[start]
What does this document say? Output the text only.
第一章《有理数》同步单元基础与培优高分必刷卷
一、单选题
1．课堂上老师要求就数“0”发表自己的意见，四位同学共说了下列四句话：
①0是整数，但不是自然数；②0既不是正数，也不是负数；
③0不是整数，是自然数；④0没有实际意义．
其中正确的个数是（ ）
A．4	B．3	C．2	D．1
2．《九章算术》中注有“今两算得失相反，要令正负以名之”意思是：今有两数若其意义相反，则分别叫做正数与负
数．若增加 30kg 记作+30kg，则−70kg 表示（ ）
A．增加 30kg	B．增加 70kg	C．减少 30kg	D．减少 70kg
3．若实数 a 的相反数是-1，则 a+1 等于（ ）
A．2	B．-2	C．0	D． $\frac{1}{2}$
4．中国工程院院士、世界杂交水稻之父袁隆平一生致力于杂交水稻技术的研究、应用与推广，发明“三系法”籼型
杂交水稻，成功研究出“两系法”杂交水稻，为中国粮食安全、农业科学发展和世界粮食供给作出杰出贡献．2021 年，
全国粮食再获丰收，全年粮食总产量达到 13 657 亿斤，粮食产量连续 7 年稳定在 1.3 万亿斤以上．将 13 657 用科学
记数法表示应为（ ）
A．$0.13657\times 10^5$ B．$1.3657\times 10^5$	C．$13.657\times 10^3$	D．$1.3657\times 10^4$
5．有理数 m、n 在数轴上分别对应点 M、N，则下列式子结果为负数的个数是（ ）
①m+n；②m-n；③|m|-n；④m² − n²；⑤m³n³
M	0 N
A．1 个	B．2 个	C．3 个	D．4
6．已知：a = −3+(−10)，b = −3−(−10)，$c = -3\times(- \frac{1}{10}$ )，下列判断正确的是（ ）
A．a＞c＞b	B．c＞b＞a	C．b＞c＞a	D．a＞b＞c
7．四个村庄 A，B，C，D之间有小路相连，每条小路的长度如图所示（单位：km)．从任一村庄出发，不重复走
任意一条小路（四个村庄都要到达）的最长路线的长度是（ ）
[end]
The request. Output all of the data again. Match it exactly.

Task result.
What does this document say? Output the text only.
第一章《有理数》同步单元基础与培优高分必刷卷
一、单选题
1．课堂上老师要求就数“0”发表自己的意见，四位同学共说了下列四句话：
①0是整数，但不是自然数；②0既不是正数，也不是负数；
③0不是整数，是自然数；④0没有实际意义．
其中正确的个数是（ ）
A．4	B．3	C．2	D．1
2．《九章算术》中注有“今两算得失相反，要令正负以名之”意思是：今有两数若其意义相反，则分别叫做正数与负
数．若增加 30kg 记作+30kg，则−70kg 表示（ ）
A．增加 30kg	B．增加 70kg	C．减少 30kg	D．减少 70kg
3．若实数 a 的相反数是-1，则 a+1 等于（ ）
A．2	B．-2	C．0	D． $\frac{1}{2}$
4．中国工程院院士、世界杂交水稻之父袁隆平一生致力于杂交水稻技术的研究、应用与推广，发明“三系法”籼型
杂交水稻，成功研究出“两系法”杂交水稻，为中国粮食安全、农业科学发展和世界粮食供给作出杰出贡献．2021 年，
全国粮食再获丰收，全年粮食总产量达到 13 657 亿斤，粮食产量连续 7 年稳定在 1.3 万亿斤以上．将 13 657 用科学
记数法表示应为（ ）
A．$0.13657\times 10^5$ B．$1.3657\times 10^5$	C．$13.657\times 10^3$	D．$1.3657\times 10^4$
5．有理数 m、n 在数轴上分别对应点 M、N，则下列式子结果为负数的个数是（ ）
①m+n；②m-n；③|m|-n；④m² − n²；⑤m³n³
M	0 N
A．1 个	B．2 个	C．3 个	D．4
6．已知：a = −3+(−10)，b = −3−(−10)，$c = -3\times(- \frac{1}{10}$ )，下列判断正确的是（ ）
A．a＞c＞b	B．c＞b＞a	C．b＞c＞a	D．a＞b＞c
7．四个村庄 A，B，C，D之间有小路相连，每条小路的长度如图所示（单位：km)．从任一村庄出发，不重复走
任意一条小路（四个村庄都要到达）的最长路线的长度是（ ）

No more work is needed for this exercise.